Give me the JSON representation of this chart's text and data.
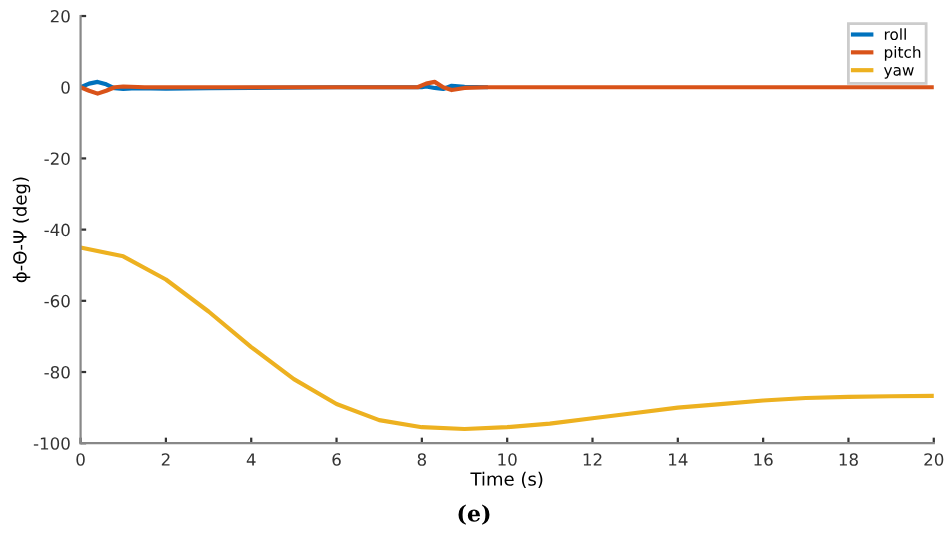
{
  "chart_data": {
    "type": "line",
    "xlabel": "Time (s)",
    "ylabel": "ϕ-Θ-Ψ (deg)",
    "xlim": [
      0,
      20
    ],
    "ylim": [
      -100,
      20
    ],
    "xticks": [
      0,
      2,
      4,
      6,
      8,
      10,
      12,
      14,
      16,
      18,
      20
    ],
    "yticks": [
      -100,
      -80,
      -60,
      -40,
      -20,
      0,
      20
    ],
    "grid": false,
    "legend": "top right",
    "annotations": [
      "(e)"
    ],
    "series": [
      {
        "name": "roll",
        "color": "#0072bd",
        "x": [
          0,
          0.2,
          0.4,
          0.6,
          0.8,
          1.0,
          1.3,
          2,
          3,
          4,
          6,
          8,
          8.1,
          8.3,
          8.5,
          8.7,
          9.0,
          9.5
        ],
        "values": [
          0,
          1,
          1.5,
          0.8,
          -0.3,
          -0.5,
          -0.3,
          -0.4,
          -0.3,
          -0.2,
          0,
          0,
          0.2,
          -0.2,
          -0.5,
          0.4,
          0.1,
          0
        ]
      },
      {
        "name": "pitch",
        "color": "#d95319",
        "x": [
          0,
          0.2,
          0.4,
          0.6,
          0.8,
          1.0,
          1.5,
          2,
          4,
          6,
          7.9,
          8.1,
          8.3,
          8.5,
          8.7,
          9.0,
          9.5,
          10,
          20
        ],
        "values": [
          0,
          -1,
          -1.8,
          -1,
          0,
          0.2,
          0,
          0,
          0,
          0,
          0,
          1,
          1.5,
          0,
          -0.8,
          -0.2,
          0,
          0,
          0
        ]
      },
      {
        "name": "yaw",
        "color": "#edb120",
        "x": [
          0,
          1,
          2,
          3,
          4,
          5,
          6,
          7,
          8,
          9,
          10,
          11,
          12,
          13,
          14,
          15,
          16,
          17,
          18,
          19,
          20
        ],
        "values": [
          -45,
          -47.5,
          -54,
          -63,
          -73,
          -82,
          -89,
          -93.5,
          -95.5,
          -96,
          -95.5,
          -94.5,
          -93,
          -91.5,
          -90,
          -89,
          -88,
          -87.3,
          -87,
          -86.8,
          -86.7
        ]
      }
    ]
  }
}
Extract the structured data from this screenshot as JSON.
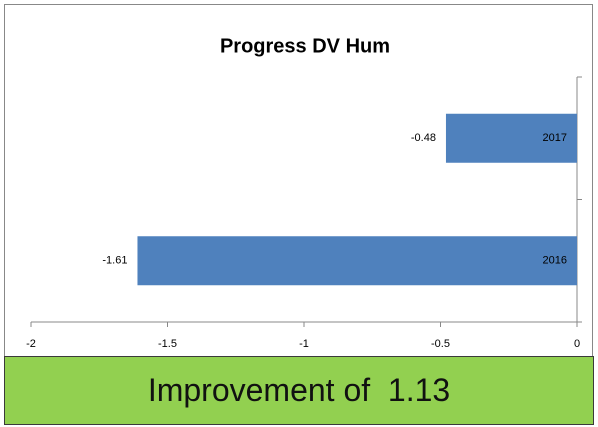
{
  "chart_data": {
    "type": "hbar",
    "title": "Progress DV Hum",
    "categories": [
      "2016",
      "2017"
    ],
    "values": [
      -1.61,
      -0.48
    ],
    "color": "#4f81bd",
    "xlim": [
      -2,
      0
    ],
    "xticks": [
      -2,
      -1.5,
      -1,
      -0.5,
      0
    ]
  },
  "banner": {
    "text": "Improvement of  1.13",
    "color": "#92d050"
  }
}
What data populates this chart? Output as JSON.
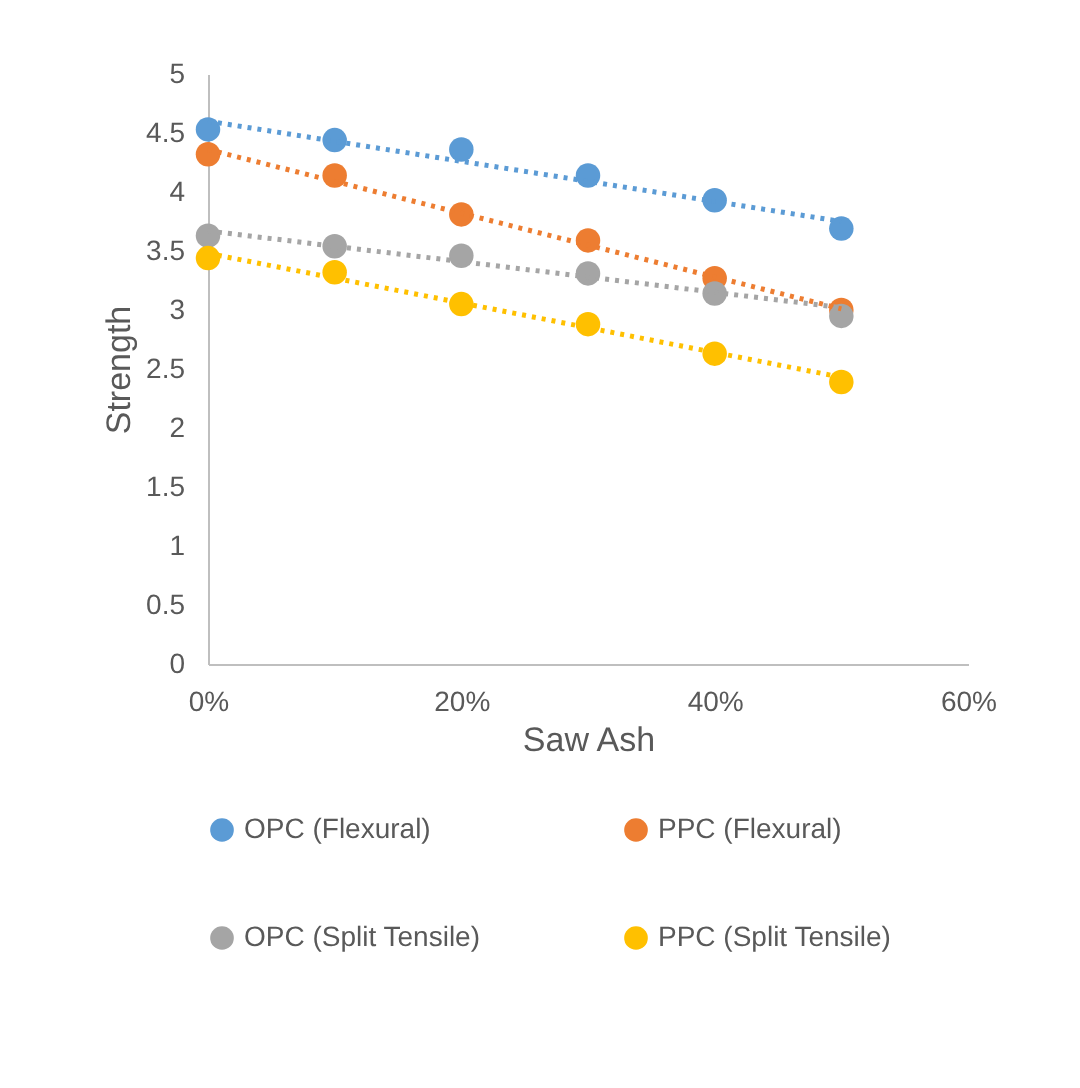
{
  "chart_data": {
    "type": "scatter",
    "xlabel": "Saw Ash",
    "ylabel": "Strength",
    "x": [
      0,
      10,
      20,
      30,
      40,
      50
    ],
    "xlim": [
      0,
      60
    ],
    "xticks": [
      {
        "value": 0,
        "label": "0%"
      },
      {
        "value": 20,
        "label": "20%"
      },
      {
        "value": 40,
        "label": "40%"
      },
      {
        "value": 60,
        "label": "60%"
      }
    ],
    "ylim": [
      0,
      5
    ],
    "yticks": [
      0,
      0.5,
      1,
      1.5,
      2,
      2.5,
      3,
      3.5,
      4,
      4.5,
      5
    ],
    "grid": false,
    "legend": "bottom",
    "series": [
      {
        "name": "OPC (Flexural)",
        "color": "#5b9bd5",
        "marker": "circle",
        "values": [
          4.53,
          4.44,
          4.36,
          4.14,
          3.93,
          3.69
        ]
      },
      {
        "name": "PPC (Flexural)",
        "color": "#ed7d31",
        "marker": "circle",
        "values": [
          4.32,
          4.14,
          3.81,
          3.59,
          3.27,
          3.0
        ]
      },
      {
        "name": "OPC (Split Tensile)",
        "color": "#a5a5a5",
        "marker": "circle",
        "values": [
          3.63,
          3.54,
          3.46,
          3.31,
          3.14,
          2.95
        ]
      },
      {
        "name": "PPC (Split Tensile)",
        "color": "#ffc000",
        "marker": "circle",
        "values": [
          3.44,
          3.32,
          3.05,
          2.88,
          2.63,
          2.39
        ]
      },
      {
        "type": "line",
        "line_style": "dotted",
        "color": "#5b9bd5",
        "x": [
          0,
          10,
          20,
          30,
          40,
          50
        ],
        "values": [
          4.6,
          4.43,
          4.26,
          4.09,
          3.92,
          3.75
        ]
      },
      {
        "type": "line",
        "line_style": "dotted",
        "color": "#ed7d31",
        "x": [
          0,
          10,
          20,
          30,
          40,
          50
        ],
        "values": [
          4.36,
          4.09,
          3.82,
          3.55,
          3.28,
          3.01
        ]
      },
      {
        "type": "line",
        "line_style": "dotted",
        "color": "#a5a5a5",
        "x": [
          0,
          10,
          20,
          30,
          40,
          50
        ],
        "values": [
          3.67,
          3.54,
          3.41,
          3.28,
          3.15,
          3.02
        ]
      },
      {
        "type": "line",
        "line_style": "dotted",
        "color": "#ffc000",
        "x": [
          0,
          10,
          20,
          30,
          40,
          50
        ],
        "values": [
          3.48,
          3.27,
          3.06,
          2.85,
          2.64,
          2.43
        ]
      }
    ]
  }
}
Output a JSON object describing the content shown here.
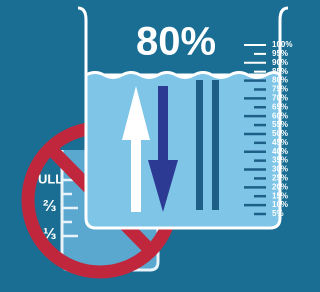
{
  "big_label": "80%",
  "scale_labels": [
    "100%",
    "95%",
    "90%",
    "85%",
    "80%",
    "75%",
    "70%",
    "65%",
    "60%",
    "55%",
    "50%",
    "45%",
    "40%",
    "35%",
    "30%",
    "25%",
    "20%",
    "15%",
    "10%",
    "5%"
  ],
  "small_beaker_labels": [
    "FULL",
    "⅔",
    "⅓"
  ]
}
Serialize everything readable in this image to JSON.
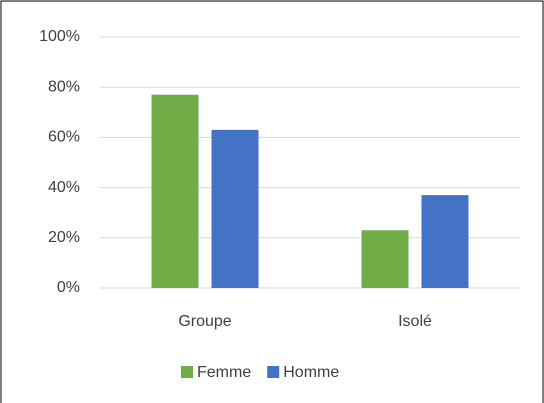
{
  "chart_data": {
    "type": "bar",
    "categories": [
      "Groupe",
      "Isolé"
    ],
    "series": [
      {
        "name": "Femme",
        "color": "#70ad47",
        "values": [
          77,
          23
        ]
      },
      {
        "name": "Homme",
        "color": "#4472c4",
        "values": [
          63,
          37
        ]
      }
    ],
    "ylim": [
      0,
      100
    ],
    "yticks": [
      {
        "value": 0,
        "label": "0%"
      },
      {
        "value": 20,
        "label": "20%"
      },
      {
        "value": 40,
        "label": "40%"
      },
      {
        "value": 60,
        "label": "60%"
      },
      {
        "value": 80,
        "label": "80%"
      },
      {
        "value": 100,
        "label": "100%"
      }
    ],
    "grid": true,
    "legend": "bottom"
  }
}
***
- _Task brief_
Repeat the records word for word. Any picture in them should be left out.

- _Written answer_
Give me the JSON representation of this chart's text and data.
{
  "chart_data": {
    "type": "line",
    "xlabel": "Time (s)",
    "ylabel": "ϕ-Θ-Ψ (deg)",
    "xlim": [
      0,
      20
    ],
    "ylim": [
      -100,
      20
    ],
    "xticks": [
      0,
      2,
      4,
      6,
      8,
      10,
      12,
      14,
      16,
      18,
      20
    ],
    "yticks": [
      -100,
      -80,
      -60,
      -40,
      -20,
      0,
      20
    ],
    "grid": false,
    "legend": "top right",
    "annotations": [
      "(e)"
    ],
    "series": [
      {
        "name": "roll",
        "color": "#0072bd",
        "x": [
          0,
          0.2,
          0.4,
          0.6,
          0.8,
          1.0,
          1.3,
          2,
          3,
          4,
          6,
          8,
          8.1,
          8.3,
          8.5,
          8.7,
          9.0,
          9.5
        ],
        "values": [
          0,
          1,
          1.5,
          0.8,
          -0.3,
          -0.5,
          -0.3,
          -0.4,
          -0.3,
          -0.2,
          0,
          0,
          0.2,
          -0.2,
          -0.5,
          0.4,
          0.1,
          0
        ]
      },
      {
        "name": "pitch",
        "color": "#d95319",
        "x": [
          0,
          0.2,
          0.4,
          0.6,
          0.8,
          1.0,
          1.5,
          2,
          4,
          6,
          7.9,
          8.1,
          8.3,
          8.5,
          8.7,
          9.0,
          9.5,
          10,
          20
        ],
        "values": [
          0,
          -1,
          -1.8,
          -1,
          0,
          0.2,
          0,
          0,
          0,
          0,
          0,
          1,
          1.5,
          0,
          -0.8,
          -0.2,
          0,
          0,
          0
        ]
      },
      {
        "name": "yaw",
        "color": "#edb120",
        "x": [
          0,
          1,
          2,
          3,
          4,
          5,
          6,
          7,
          8,
          9,
          10,
          11,
          12,
          13,
          14,
          15,
          16,
          17,
          18,
          19,
          20
        ],
        "values": [
          -45,
          -47.5,
          -54,
          -63,
          -73,
          -82,
          -89,
          -93.5,
          -95.5,
          -96,
          -95.5,
          -94.5,
          -93,
          -91.5,
          -90,
          -89,
          -88,
          -87.3,
          -87,
          -86.8,
          -86.7
        ]
      }
    ]
  }
}
Extract the structured data from this screenshot as JSON.
{
  "chart_data": {
    "type": "hbar",
    "title": "Progress DV Hum",
    "categories": [
      "2016",
      "2017"
    ],
    "values": [
      -1.61,
      -0.48
    ],
    "color": "#4f81bd",
    "xlim": [
      -2,
      0
    ],
    "xticks": [
      -2,
      -1.5,
      -1,
      -0.5,
      0
    ]
  },
  "banner": {
    "text": "Improvement of  1.13",
    "color": "#92d050"
  }
}
What data populates this chart? Output as JSON.
{
  "chart_data": {
    "type": "scatter",
    "xlabel": "Saw Ash",
    "ylabel": "Strength",
    "x": [
      0,
      10,
      20,
      30,
      40,
      50
    ],
    "xlim": [
      0,
      60
    ],
    "xticks": [
      {
        "value": 0,
        "label": "0%"
      },
      {
        "value": 20,
        "label": "20%"
      },
      {
        "value": 40,
        "label": "40%"
      },
      {
        "value": 60,
        "label": "60%"
      }
    ],
    "ylim": [
      0,
      5
    ],
    "yticks": [
      0,
      0.5,
      1,
      1.5,
      2,
      2.5,
      3,
      3.5,
      4,
      4.5,
      5
    ],
    "grid": false,
    "legend": "bottom",
    "series": [
      {
        "name": "OPC (Flexural)",
        "color": "#5b9bd5",
        "marker": "circle",
        "values": [
          4.53,
          4.44,
          4.36,
          4.14,
          3.93,
          3.69
        ]
      },
      {
        "name": "PPC (Flexural)",
        "color": "#ed7d31",
        "marker": "circle",
        "values": [
          4.32,
          4.14,
          3.81,
          3.59,
          3.27,
          3.0
        ]
      },
      {
        "name": "OPC (Split Tensile)",
        "color": "#a5a5a5",
        "marker": "circle",
        "values": [
          3.63,
          3.54,
          3.46,
          3.31,
          3.14,
          2.95
        ]
      },
      {
        "name": "PPC (Split Tensile)",
        "color": "#ffc000",
        "marker": "circle",
        "values": [
          3.44,
          3.32,
          3.05,
          2.88,
          2.63,
          2.39
        ]
      },
      {
        "type": "line",
        "line_style": "dotted",
        "color": "#5b9bd5",
        "x": [
          0,
          10,
          20,
          30,
          40,
          50
        ],
        "values": [
          4.6,
          4.43,
          4.26,
          4.09,
          3.92,
          3.75
        ]
      },
      {
        "type": "line",
        "line_style": "dotted",
        "color": "#ed7d31",
        "x": [
          0,
          10,
          20,
          30,
          40,
          50
        ],
        "values": [
          4.36,
          4.09,
          3.82,
          3.55,
          3.28,
          3.01
        ]
      },
      {
        "type": "line",
        "line_style": "dotted",
        "color": "#a5a5a5",
        "x": [
          0,
          10,
          20,
          30,
          40,
          50
        ],
        "values": [
          3.67,
          3.54,
          3.41,
          3.28,
          3.15,
          3.02
        ]
      },
      {
        "type": "line",
        "line_style": "dotted",
        "color": "#ffc000",
        "x": [
          0,
          10,
          20,
          30,
          40,
          50
        ],
        "values": [
          3.48,
          3.27,
          3.06,
          2.85,
          2.64,
          2.43
        ]
      }
    ]
  }
}
Output a JSON object describing the content shown here.
{
  "big_label": "80%",
  "scale_labels": [
    "100%",
    "95%",
    "90%",
    "85%",
    "80%",
    "75%",
    "70%",
    "65%",
    "60%",
    "55%",
    "50%",
    "45%",
    "40%",
    "35%",
    "30%",
    "25%",
    "20%",
    "15%",
    "10%",
    "5%"
  ],
  "small_beaker_labels": [
    "FULL",
    "⅔",
    "⅓"
  ]
}
Serialize everything readable in this image to JSON.
{
  "chart_data": {
    "type": "bar",
    "categories": [
      "Groupe",
      "Isolé"
    ],
    "series": [
      {
        "name": "Femme",
        "color": "#70ad47",
        "values": [
          77,
          23
        ]
      },
      {
        "name": "Homme",
        "color": "#4472c4",
        "values": [
          63,
          37
        ]
      }
    ],
    "ylim": [
      0,
      100
    ],
    "yticks": [
      {
        "value": 0,
        "label": "0%"
      },
      {
        "value": 20,
        "label": "20%"
      },
      {
        "value": 40,
        "label": "40%"
      },
      {
        "value": 60,
        "label": "60%"
      },
      {
        "value": 80,
        "label": "80%"
      },
      {
        "value": 100,
        "label": "100%"
      }
    ],
    "grid": true,
    "legend": "bottom"
  }
}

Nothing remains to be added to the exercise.